Figure data in JSON
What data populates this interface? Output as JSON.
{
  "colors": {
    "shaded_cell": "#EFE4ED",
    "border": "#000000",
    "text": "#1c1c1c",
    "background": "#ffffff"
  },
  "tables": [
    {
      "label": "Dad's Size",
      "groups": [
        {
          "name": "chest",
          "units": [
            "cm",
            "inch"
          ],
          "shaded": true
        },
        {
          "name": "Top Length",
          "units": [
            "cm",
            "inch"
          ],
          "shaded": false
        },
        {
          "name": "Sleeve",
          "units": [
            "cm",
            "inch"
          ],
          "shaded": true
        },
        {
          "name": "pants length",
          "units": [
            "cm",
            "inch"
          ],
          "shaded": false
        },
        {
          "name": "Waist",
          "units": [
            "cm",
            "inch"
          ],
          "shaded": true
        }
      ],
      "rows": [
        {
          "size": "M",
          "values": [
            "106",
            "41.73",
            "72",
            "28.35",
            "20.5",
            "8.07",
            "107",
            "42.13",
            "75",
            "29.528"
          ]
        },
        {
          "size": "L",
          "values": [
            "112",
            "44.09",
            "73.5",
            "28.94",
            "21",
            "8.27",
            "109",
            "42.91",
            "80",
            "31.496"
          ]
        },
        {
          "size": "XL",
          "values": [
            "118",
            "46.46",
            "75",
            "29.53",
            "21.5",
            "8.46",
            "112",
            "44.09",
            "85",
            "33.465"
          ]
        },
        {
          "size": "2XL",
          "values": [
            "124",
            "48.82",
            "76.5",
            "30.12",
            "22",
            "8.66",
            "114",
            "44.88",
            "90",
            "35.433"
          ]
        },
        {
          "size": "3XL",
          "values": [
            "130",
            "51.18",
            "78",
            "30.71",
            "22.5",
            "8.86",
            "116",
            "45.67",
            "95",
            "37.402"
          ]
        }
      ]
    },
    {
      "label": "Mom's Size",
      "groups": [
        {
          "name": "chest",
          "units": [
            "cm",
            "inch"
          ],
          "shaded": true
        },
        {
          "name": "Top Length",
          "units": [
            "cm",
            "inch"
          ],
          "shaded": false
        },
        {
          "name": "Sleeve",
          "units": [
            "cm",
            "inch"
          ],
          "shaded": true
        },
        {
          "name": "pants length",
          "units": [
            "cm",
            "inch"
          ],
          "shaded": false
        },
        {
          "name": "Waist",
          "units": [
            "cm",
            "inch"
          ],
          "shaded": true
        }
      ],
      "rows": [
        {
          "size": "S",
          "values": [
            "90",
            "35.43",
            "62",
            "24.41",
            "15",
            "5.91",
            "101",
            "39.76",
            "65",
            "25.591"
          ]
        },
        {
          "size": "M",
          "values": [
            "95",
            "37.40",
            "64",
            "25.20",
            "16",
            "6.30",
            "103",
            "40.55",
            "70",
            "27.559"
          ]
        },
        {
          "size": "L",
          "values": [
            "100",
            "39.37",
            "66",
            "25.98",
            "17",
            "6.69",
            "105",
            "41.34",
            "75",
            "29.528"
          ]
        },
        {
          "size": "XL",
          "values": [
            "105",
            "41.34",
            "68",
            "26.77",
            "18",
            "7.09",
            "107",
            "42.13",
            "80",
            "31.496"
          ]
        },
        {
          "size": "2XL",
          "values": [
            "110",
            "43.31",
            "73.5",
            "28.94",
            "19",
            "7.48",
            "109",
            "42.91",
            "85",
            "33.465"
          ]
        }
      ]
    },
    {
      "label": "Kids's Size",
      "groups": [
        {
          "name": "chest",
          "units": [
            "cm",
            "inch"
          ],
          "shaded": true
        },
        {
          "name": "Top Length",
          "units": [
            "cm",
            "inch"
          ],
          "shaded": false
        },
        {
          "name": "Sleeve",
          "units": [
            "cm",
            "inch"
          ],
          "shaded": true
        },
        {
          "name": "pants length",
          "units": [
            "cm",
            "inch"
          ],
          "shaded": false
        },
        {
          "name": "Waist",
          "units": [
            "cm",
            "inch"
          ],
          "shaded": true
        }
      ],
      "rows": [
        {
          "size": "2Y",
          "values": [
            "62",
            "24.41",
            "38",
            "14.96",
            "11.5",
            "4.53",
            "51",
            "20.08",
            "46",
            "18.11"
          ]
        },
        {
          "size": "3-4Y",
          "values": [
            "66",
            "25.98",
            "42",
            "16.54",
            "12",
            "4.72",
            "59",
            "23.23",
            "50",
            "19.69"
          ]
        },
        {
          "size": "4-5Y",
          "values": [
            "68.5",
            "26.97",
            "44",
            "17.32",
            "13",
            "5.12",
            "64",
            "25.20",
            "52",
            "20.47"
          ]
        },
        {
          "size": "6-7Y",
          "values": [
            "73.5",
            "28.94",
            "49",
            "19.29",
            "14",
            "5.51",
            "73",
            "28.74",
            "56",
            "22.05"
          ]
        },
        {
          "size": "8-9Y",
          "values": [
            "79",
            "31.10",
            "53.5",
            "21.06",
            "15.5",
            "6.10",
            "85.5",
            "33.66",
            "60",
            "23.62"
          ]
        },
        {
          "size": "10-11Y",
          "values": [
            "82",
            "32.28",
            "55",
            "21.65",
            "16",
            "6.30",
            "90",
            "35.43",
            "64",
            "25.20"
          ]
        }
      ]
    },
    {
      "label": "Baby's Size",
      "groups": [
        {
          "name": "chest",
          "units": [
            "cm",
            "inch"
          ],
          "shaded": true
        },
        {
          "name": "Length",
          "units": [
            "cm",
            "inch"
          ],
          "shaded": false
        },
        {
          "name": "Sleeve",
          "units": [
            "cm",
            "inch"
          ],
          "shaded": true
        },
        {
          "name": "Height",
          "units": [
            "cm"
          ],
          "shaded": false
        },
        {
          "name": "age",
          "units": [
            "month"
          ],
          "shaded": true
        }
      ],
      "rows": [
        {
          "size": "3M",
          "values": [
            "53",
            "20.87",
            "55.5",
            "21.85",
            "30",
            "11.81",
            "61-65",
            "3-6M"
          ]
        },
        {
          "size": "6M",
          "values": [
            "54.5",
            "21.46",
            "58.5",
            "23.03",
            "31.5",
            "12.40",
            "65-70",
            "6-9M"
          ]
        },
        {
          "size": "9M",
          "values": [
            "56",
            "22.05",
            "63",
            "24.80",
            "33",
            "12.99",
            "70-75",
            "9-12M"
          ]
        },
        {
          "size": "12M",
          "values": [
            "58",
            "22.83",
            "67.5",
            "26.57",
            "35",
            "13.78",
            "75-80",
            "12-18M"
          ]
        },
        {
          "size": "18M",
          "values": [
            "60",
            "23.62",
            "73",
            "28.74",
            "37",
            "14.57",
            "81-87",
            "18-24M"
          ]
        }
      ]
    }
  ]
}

> PROBLEM TO WORK ON
Copy each line of the data above without altering a single character.

> THE RESULT
What data populates this interface? Output as JSON.
{
  "colors": {
    "shaded_cell": "#EFE4ED",
    "border": "#000000",
    "text": "#1c1c1c",
    "background": "#ffffff"
  },
  "tables": [
    {
      "label": "Dad's Size",
      "groups": [
        {
          "name": "chest",
          "units": [
            "cm",
            "inch"
          ],
          "shaded": true
        },
        {
          "name": "Top Length",
          "units": [
            "cm",
            "inch"
          ],
          "shaded": false
        },
        {
          "name": "Sleeve",
          "units": [
            "cm",
            "inch"
          ],
          "shaded": true
        },
        {
          "name": "pants length",
          "units": [
            "cm",
            "inch"
          ],
          "shaded": false
        },
        {
          "name": "Waist",
          "units": [
            "cm",
            "inch"
          ],
          "shaded": true
        }
      ],
      "rows": [
        {
          "size": "M",
          "values": [
            "106",
            "41.73",
            "72",
            "28.35",
            "20.5",
            "8.07",
            "107",
            "42.13",
            "75",
            "29.528"
          ]
        },
        {
          "size": "L",
          "values": [
            "112",
            "44.09",
            "73.5",
            "28.94",
            "21",
            "8.27",
            "109",
            "42.91",
            "80",
            "31.496"
          ]
        },
        {
          "size": "XL",
          "values": [
            "118",
            "46.46",
            "75",
            "29.53",
            "21.5",
            "8.46",
            "112",
            "44.09",
            "85",
            "33.465"
          ]
        },
        {
          "size": "2XL",
          "values": [
            "124",
            "48.82",
            "76.5",
            "30.12",
            "22",
            "8.66",
            "114",
            "44.88",
            "90",
            "35.433"
          ]
        },
        {
          "size": "3XL",
          "values": [
            "130",
            "51.18",
            "78",
            "30.71",
            "22.5",
            "8.86",
            "116",
            "45.67",
            "95",
            "37.402"
          ]
        }
      ]
    },
    {
      "label": "Mom's Size",
      "groups": [
        {
          "name": "chest",
          "units": [
            "cm",
            "inch"
          ],
          "shaded": true
        },
        {
          "name": "Top Length",
          "units": [
            "cm",
            "inch"
          ],
          "shaded": false
        },
        {
          "name": "Sleeve",
          "units": [
            "cm",
            "inch"
          ],
          "shaded": true
        },
        {
          "name": "pants length",
          "units": [
            "cm",
            "inch"
          ],
          "shaded": false
        },
        {
          "name": "Waist",
          "units": [
            "cm",
            "inch"
          ],
          "shaded": true
        }
      ],
      "rows": [
        {
          "size": "S",
          "values": [
            "90",
            "35.43",
            "62",
            "24.41",
            "15",
            "5.91",
            "101",
            "39.76",
            "65",
            "25.591"
          ]
        },
        {
          "size": "M",
          "values": [
            "95",
            "37.40",
            "64",
            "25.20",
            "16",
            "6.30",
            "103",
            "40.55",
            "70",
            "27.559"
          ]
        },
        {
          "size": "L",
          "values": [
            "100",
            "39.37",
            "66",
            "25.98",
            "17",
            "6.69",
            "105",
            "41.34",
            "75",
            "29.528"
          ]
        },
        {
          "size": "XL",
          "values": [
            "105",
            "41.34",
            "68",
            "26.77",
            "18",
            "7.09",
            "107",
            "42.13",
            "80",
            "31.496"
          ]
        },
        {
          "size": "2XL",
          "values": [
            "110",
            "43.31",
            "73.5",
            "28.94",
            "19",
            "7.48",
            "109",
            "42.91",
            "85",
            "33.465"
          ]
        }
      ]
    },
    {
      "label": "Kids's Size",
      "groups": [
        {
          "name": "chest",
          "units": [
            "cm",
            "inch"
          ],
          "shaded": true
        },
        {
          "name": "Top Length",
          "units": [
            "cm",
            "inch"
          ],
          "shaded": false
        },
        {
          "name": "Sleeve",
          "units": [
            "cm",
            "inch"
          ],
          "shaded": true
        },
        {
          "name": "pants length",
          "units": [
            "cm",
            "inch"
          ],
          "shaded": false
        },
        {
          "name": "Waist",
          "units": [
            "cm",
            "inch"
          ],
          "shaded": true
        }
      ],
      "rows": [
        {
          "size": "2Y",
          "values": [
            "62",
            "24.41",
            "38",
            "14.96",
            "11.5",
            "4.53",
            "51",
            "20.08",
            "46",
            "18.11"
          ]
        },
        {
          "size": "3-4Y",
          "values": [
            "66",
            "25.98",
            "42",
            "16.54",
            "12",
            "4.72",
            "59",
            "23.23",
            "50",
            "19.69"
          ]
        },
        {
          "size": "4-5Y",
          "values": [
            "68.5",
            "26.97",
            "44",
            "17.32",
            "13",
            "5.12",
            "64",
            "25.20",
            "52",
            "20.47"
          ]
        },
        {
          "size": "6-7Y",
          "values": [
            "73.5",
            "28.94",
            "49",
            "19.29",
            "14",
            "5.51",
            "73",
            "28.74",
            "56",
            "22.05"
          ]
        },
        {
          "size": "8-9Y",
          "values": [
            "79",
            "31.10",
            "53.5",
            "21.06",
            "15.5",
            "6.10",
            "85.5",
            "33.66",
            "60",
            "23.62"
          ]
        },
        {
          "size": "10-11Y",
          "values": [
            "82",
            "32.28",
            "55",
            "21.65",
            "16",
            "6.30",
            "90",
            "35.43",
            "64",
            "25.20"
          ]
        }
      ]
    },
    {
      "label": "Baby's Size",
      "groups": [
        {
          "name": "chest",
          "units": [
            "cm",
            "inch"
          ],
          "shaded": true
        },
        {
          "name": "Length",
          "units": [
            "cm",
            "inch"
          ],
          "shaded": false
        },
        {
          "name": "Sleeve",
          "units": [
            "cm",
            "inch"
          ],
          "shaded": true
        },
        {
          "name": "Height",
          "units": [
            "cm"
          ],
          "shaded": false
        },
        {
          "name": "age",
          "units": [
            "month"
          ],
          "shaded": true
        }
      ],
      "rows": [
        {
          "size": "3M",
          "values": [
            "53",
            "20.87",
            "55.5",
            "21.85",
            "30",
            "11.81",
            "61-65",
            "3-6M"
          ]
        },
        {
          "size": "6M",
          "values": [
            "54.5",
            "21.46",
            "58.5",
            "23.03",
            "31.5",
            "12.40",
            "65-70",
            "6-9M"
          ]
        },
        {
          "size": "9M",
          "values": [
            "56",
            "22.05",
            "63",
            "24.80",
            "33",
            "12.99",
            "70-75",
            "9-12M"
          ]
        },
        {
          "size": "12M",
          "values": [
            "58",
            "22.83",
            "67.5",
            "26.57",
            "35",
            "13.78",
            "75-80",
            "12-18M"
          ]
        },
        {
          "size": "18M",
          "values": [
            "60",
            "23.62",
            "73",
            "28.74",
            "37",
            "14.57",
            "81-87",
            "18-24M"
          ]
        }
      ]
    }
  ]
}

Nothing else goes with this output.